Saved entries
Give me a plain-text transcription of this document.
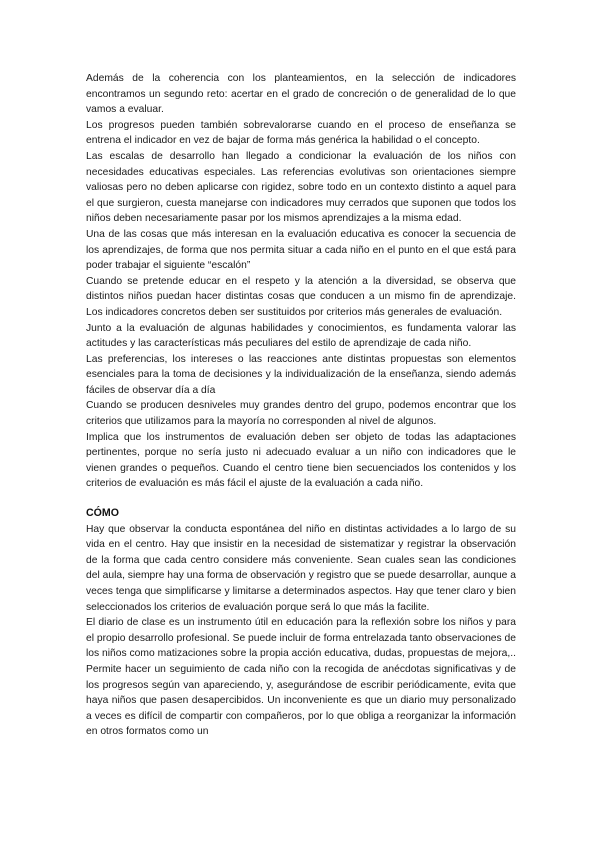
Además de la coherencia con los planteamientos, en la selección de indicadores encontramos un segundo reto: acertar en el grado de concreción o de generalidad de lo que vamos a evaluar.

Los progresos pueden también sobrevalorarse cuando en el proceso de enseñanza se entrena el indicador en vez de bajar de forma más genérica la habilidad o el concepto.

Las escalas de desarrollo han llegado a condicionar la evaluación de los niños con necesidades educativas especiales. Las referencias evolutivas son orientaciones siempre valiosas pero no deben aplicarse con rigidez, sobre todo en un contexto distinto a aquel para el que surgieron, cuesta manejarse con indicadores muy cerrados que suponen que todos los niños deben necesariamente pasar por los mismos aprendizajes a la misma edad.

Una de las cosas que más interesan en la evaluación educativa es conocer la secuencia de los aprendizajes, de forma que nos permita situar a cada niño en el punto en el que está para poder trabajar el siguiente “escalón”

Cuando se pretende educar en el respeto y la atención a la diversidad, se observa que distintos niños puedan hacer distintas cosas que conducen a un mismo fin de aprendizaje. Los indicadores concretos deben ser sustituidos por criterios más generales de evaluación.

Junto a la evaluación de algunas habilidades y conocimientos, es fundamenta valorar las actitudes y las características más peculiares del estilo de aprendizaje de cada niño.

Las preferencias, los intereses o las reacciones ante distintas propuestas son elementos esenciales para la toma de decisiones y la individualización de la enseñanza, siendo además fáciles de observar día a día

Cuando se producen desniveles muy grandes dentro del grupo, podemos encontrar que los criterios que utilizamos para la mayoría no corresponden al nivel de algunos.

Implica que los instrumentos de evaluación deben ser objeto de todas las adaptaciones pertinentes, porque no sería justo ni adecuado evaluar a un niño con indicadores que le vienen grandes o pequeños. Cuando el centro tiene bien secuenciados los contenidos y los criterios de evaluación es más fácil el ajuste de la evaluación a cada niño.

CÓMO

Hay que observar la conducta espontánea del niño en distintas actividades a lo largo de su vida en el centro. Hay que insistir en la necesidad de sistematizar y registrar la observación de la forma que cada centro considere más conveniente. Sean cuales sean las condiciones del aula, siempre hay una forma de observación y registro que se puede desarrollar, aunque a veces tenga que simplificarse y limitarse a determinados aspectos. Hay que tener claro y bien seleccionados los criterios de evaluación porque será lo que más la facilite.

El diario de clase es un instrumento útil en educación para la reflexión sobre los niños y para el propio desarrollo profesional. Se puede incluir de forma entrelazada tanto observaciones de los niños como matizaciones sobre la propia acción educativa, dudas, propuestas de mejora,.. Permite hacer un seguimiento de cada niño con la recogida de anécdotas significativas y de los progresos según van apareciendo, y, asegurándose de escribir periódicamente, evita que haya niños que pasen desapercibidos. Un inconveniente es que un diario muy personalizado a veces es difícil de compartir con compañeros, por lo que obliga a reorganizar la información en otros formatos como un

**What needs to be done:**
Restate the listing above word for word, and skip the pictures.

**Result:**
Give me a plain-text transcription of this document.
Además de la coherencia con los planteamientos, en la selección de indicadores encontramos un segundo reto: acertar en el grado de concreción o de generalidad de lo que vamos a evaluar.

Los progresos pueden también sobrevalorarse cuando en el proceso de enseñanza se entrena el indicador en vez de bajar de forma más genérica la habilidad o el concepto.

Las escalas de desarrollo han llegado a condicionar la evaluación de los niños con necesidades educativas especiales. Las referencias evolutivas son orientaciones siempre valiosas pero no deben aplicarse con rigidez, sobre todo en un contexto distinto a aquel para el que surgieron, cuesta manejarse con indicadores muy cerrados que suponen que todos los niños deben necesariamente pasar por los mismos aprendizajes a la misma edad.

Una de las cosas que más interesan en la evaluación educativa es conocer la secuencia de los aprendizajes, de forma que nos permita situar a cada niño en el punto en el que está para poder trabajar el siguiente “escalón”

Cuando se pretende educar en el respeto y la atención a la diversidad, se observa que distintos niños puedan hacer distintas cosas que conducen a un mismo fin de aprendizaje. Los indicadores concretos deben ser sustituidos por criterios más generales de evaluación.

Junto a la evaluación de algunas habilidades y conocimientos, es fundamenta valorar las actitudes y las características más peculiares del estilo de aprendizaje de cada niño.

Las preferencias, los intereses o las reacciones ante distintas propuestas son elementos esenciales para la toma de decisiones y la individualización de la enseñanza, siendo además fáciles de observar día a día

Cuando se producen desniveles muy grandes dentro del grupo, podemos encontrar que los criterios que utilizamos para la mayoría no corresponden al nivel de algunos.

Implica que los instrumentos de evaluación deben ser objeto de todas las adaptaciones pertinentes, porque no sería justo ni adecuado evaluar a un niño con indicadores que le vienen grandes o pequeños. Cuando el centro tiene bien secuenciados los contenidos y los criterios de evaluación es más fácil el ajuste de la evaluación a cada niño.

CÓMO

Hay que observar la conducta espontánea del niño en distintas actividades a lo largo de su vida en el centro. Hay que insistir en la necesidad de sistematizar y registrar la observación de la forma que cada centro considere más conveniente. Sean cuales sean las condiciones del aula, siempre hay una forma de observación y registro que se puede desarrollar, aunque a veces tenga que simplificarse y limitarse a determinados aspectos. Hay que tener claro y bien seleccionados los criterios de evaluación porque será lo que más la facilite.

El diario de clase es un instrumento útil en educación para la reflexión sobre los niños y para el propio desarrollo profesional. Se puede incluir de forma entrelazada tanto observaciones de los niños como matizaciones sobre la propia acción educativa, dudas, propuestas de mejora,.. Permite hacer un seguimiento de cada niño con la recogida de anécdotas significativas y de los progresos según van apareciendo, y, asegurándose de escribir periódicamente, evita que haya niños que pasen desapercibidos. Un inconveniente es que un diario muy personalizado a veces es difícil de compartir con compañeros, por lo que obliga a reorganizar la información en otros formatos como un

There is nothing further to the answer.